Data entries
'''
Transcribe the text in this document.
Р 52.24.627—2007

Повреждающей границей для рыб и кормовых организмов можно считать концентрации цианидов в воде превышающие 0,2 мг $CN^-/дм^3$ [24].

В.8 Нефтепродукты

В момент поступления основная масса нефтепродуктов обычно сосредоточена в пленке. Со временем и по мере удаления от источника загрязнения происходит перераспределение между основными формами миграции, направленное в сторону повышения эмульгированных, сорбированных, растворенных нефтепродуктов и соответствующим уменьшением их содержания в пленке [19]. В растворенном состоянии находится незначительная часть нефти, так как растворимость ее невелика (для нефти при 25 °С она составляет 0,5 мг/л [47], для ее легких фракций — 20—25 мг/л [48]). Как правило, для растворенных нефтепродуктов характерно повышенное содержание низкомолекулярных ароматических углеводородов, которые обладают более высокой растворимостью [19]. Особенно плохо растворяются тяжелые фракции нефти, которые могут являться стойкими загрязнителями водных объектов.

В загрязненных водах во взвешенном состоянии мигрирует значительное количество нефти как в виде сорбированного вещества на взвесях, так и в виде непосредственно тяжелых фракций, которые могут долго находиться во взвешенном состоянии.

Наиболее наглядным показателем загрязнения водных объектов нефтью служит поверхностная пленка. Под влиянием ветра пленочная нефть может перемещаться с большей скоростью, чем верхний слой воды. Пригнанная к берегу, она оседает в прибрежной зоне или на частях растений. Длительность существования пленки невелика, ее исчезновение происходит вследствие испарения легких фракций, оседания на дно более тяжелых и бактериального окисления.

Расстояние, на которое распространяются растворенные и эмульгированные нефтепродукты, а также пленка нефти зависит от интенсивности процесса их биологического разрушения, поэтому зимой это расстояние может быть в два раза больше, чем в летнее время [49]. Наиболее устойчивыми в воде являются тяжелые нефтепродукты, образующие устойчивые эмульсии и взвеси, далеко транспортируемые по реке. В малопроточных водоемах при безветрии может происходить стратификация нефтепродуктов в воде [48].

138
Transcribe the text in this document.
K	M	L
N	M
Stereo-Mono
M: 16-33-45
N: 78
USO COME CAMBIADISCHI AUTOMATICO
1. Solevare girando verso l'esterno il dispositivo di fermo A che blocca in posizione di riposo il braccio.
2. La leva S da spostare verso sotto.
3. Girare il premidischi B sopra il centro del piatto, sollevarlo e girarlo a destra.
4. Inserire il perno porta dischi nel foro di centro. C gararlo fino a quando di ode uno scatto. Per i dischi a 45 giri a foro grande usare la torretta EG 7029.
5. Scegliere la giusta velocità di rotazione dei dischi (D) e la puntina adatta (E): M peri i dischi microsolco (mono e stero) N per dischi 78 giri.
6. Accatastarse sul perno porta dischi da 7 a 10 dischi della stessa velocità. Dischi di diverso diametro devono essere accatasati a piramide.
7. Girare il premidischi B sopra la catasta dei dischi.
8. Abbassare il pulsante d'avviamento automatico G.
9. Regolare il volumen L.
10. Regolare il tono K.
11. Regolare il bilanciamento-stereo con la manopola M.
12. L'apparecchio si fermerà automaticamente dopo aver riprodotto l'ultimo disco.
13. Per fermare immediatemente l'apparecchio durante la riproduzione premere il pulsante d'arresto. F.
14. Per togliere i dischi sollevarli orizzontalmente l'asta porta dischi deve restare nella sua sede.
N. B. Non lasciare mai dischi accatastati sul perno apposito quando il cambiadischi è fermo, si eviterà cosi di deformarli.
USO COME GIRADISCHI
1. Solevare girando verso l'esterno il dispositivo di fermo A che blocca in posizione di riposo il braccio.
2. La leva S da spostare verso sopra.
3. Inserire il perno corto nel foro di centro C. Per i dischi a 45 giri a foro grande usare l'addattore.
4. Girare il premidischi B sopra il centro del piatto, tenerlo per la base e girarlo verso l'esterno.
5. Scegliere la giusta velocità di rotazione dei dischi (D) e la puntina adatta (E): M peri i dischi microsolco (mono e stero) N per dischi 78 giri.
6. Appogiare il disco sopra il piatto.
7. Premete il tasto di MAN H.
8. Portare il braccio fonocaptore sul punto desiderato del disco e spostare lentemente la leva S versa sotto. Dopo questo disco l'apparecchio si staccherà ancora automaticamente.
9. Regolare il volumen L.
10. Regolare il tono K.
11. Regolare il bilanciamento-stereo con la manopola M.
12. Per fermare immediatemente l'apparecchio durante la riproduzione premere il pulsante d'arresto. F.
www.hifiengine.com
'''
# TASK DETAILS
Copy all the entries verbatim.

# FINISHED ANSWER
Transcribe the text in this document.
Р 52.24.627—2007

Повреждающей границей для рыб и кормовых организмов можно считать концентрации цианидов в воде превышающие 0,2 мг $CN^-/дм^3$ [24].

В.8 Нефтепродукты

В момент поступления основная масса нефтепродуктов обычно сосредоточена в пленке. Со временем и по мере удаления от источника загрязнения происходит перераспределение между основными формами миграции, направленное в сторону повышения эмульгированных, сорбированных, растворенных нефтепродуктов и соответствующим уменьшением их содержания в пленке [19]. В растворенном состоянии находится незначительная часть нефти, так как растворимость ее невелика (для нефти при 25 °С она составляет 0,5 мг/л [47], для ее легких фракций — 20—25 мг/л [48]). Как правило, для растворенных нефтепродуктов характерно повышенное содержание низкомолекулярных ароматических углеводородов, которые обладают более высокой растворимостью [19]. Особенно плохо растворяются тяжелые фракции нефти, которые могут являться стойкими загрязнителями водных объектов.

В загрязненных водах во взвешенном состоянии мигрирует значительное количество нефти как в виде сорбированного вещества на взвесях, так и в виде непосредственно тяжелых фракций, которые могут долго находиться во взвешенном состоянии.

Наиболее наглядным показателем загрязнения водных объектов нефтью служит поверхностная пленка. Под влиянием ветра пленочная нефть может перемещаться с большей скоростью, чем верхний слой воды. Пригнанная к берегу, она оседает в прибрежной зоне или на частях растений. Длительность существования пленки невелика, ее исчезновение происходит вследствие испарения легких фракций, оседания на дно более тяжелых и бактериального окисления.

Расстояние, на которое распространяются растворенные и эмульгированные нефтепродукты, а также пленка нефти зависит от интенсивности процесса их биологического разрушения, поэтому зимой это расстояние может быть в два раза больше, чем в летнее время [49]. Наиболее устойчивыми в воде являются тяжелые нефтепродукты, образующие устойчивые эмульсии и взвеси, далеко транспортируемые по реке. В малопроточных водоемах при безветрии может происходить стратификация нефтепродуктов в воде [48].

138
Transcribe the text in this document.
K	M	L
N	M
Stereo-Mono
M: 16-33-45
N: 78
USO COME CAMBIADISCHI AUTOMATICO
1. Solevare girando verso l'esterno il dispositivo di fermo A che blocca in posizione di riposo il braccio.
2. La leva S da spostare verso sotto.
3. Girare il premidischi B sopra il centro del piatto, sollevarlo e girarlo a destra.
4. Inserire il perno porta dischi nel foro di centro. C gararlo fino a quando di ode uno scatto. Per i dischi a 45 giri a foro grande usare la torretta EG 7029.
5. Scegliere la giusta velocità di rotazione dei dischi (D) e la puntina adatta (E): M peri i dischi microsolco (mono e stero) N per dischi 78 giri.
6. Accatastarse sul perno porta dischi da 7 a 10 dischi della stessa velocità. Dischi di diverso diametro devono essere accatasati a piramide.
7. Girare il premidischi B sopra la catasta dei dischi.
8. Abbassare il pulsante d'avviamento automatico G.
9. Regolare il volumen L.
10. Regolare il tono K.
11. Regolare il bilanciamento-stereo con la manopola M.
12. L'apparecchio si fermerà automaticamente dopo aver riprodotto l'ultimo disco.
13. Per fermare immediatemente l'apparecchio durante la riproduzione premere il pulsante d'arresto. F.
14. Per togliere i dischi sollevarli orizzontalmente l'asta porta dischi deve restare nella sua sede.
N. B. Non lasciare mai dischi accatastati sul perno apposito quando il cambiadischi è fermo, si eviterà cosi di deformarli.
USO COME GIRADISCHI
1. Solevare girando verso l'esterno il dispositivo di fermo A che blocca in posizione di riposo il braccio.
2. La leva S da spostare verso sopra.
3. Inserire il perno corto nel foro di centro C. Per i dischi a 45 giri a foro grande usare l'addattore.
4. Girare il premidischi B sopra il centro del piatto, tenerlo per la base e girarlo verso l'esterno.
5. Scegliere la giusta velocità di rotazione dei dischi (D) e la puntina adatta (E): M peri i dischi microsolco (mono e stero) N per dischi 78 giri.
6. Appogiare il disco sopra il piatto.
7. Premete il tasto di MAN H.
8. Portare il braccio fonocaptore sul punto desiderato del disco e spostare lentemente la leva S versa sotto. Dopo questo disco l'apparecchio si staccherà ancora automaticamente.
9. Regolare il volumen L.
10. Regolare il tono K.
11. Regolare il bilanciamento-stereo con la manopola M.
12. Per fermare immediatemente l'apparecchio durante la riproduzione premere il pulsante d'arresto. F.
www.hifiengine.com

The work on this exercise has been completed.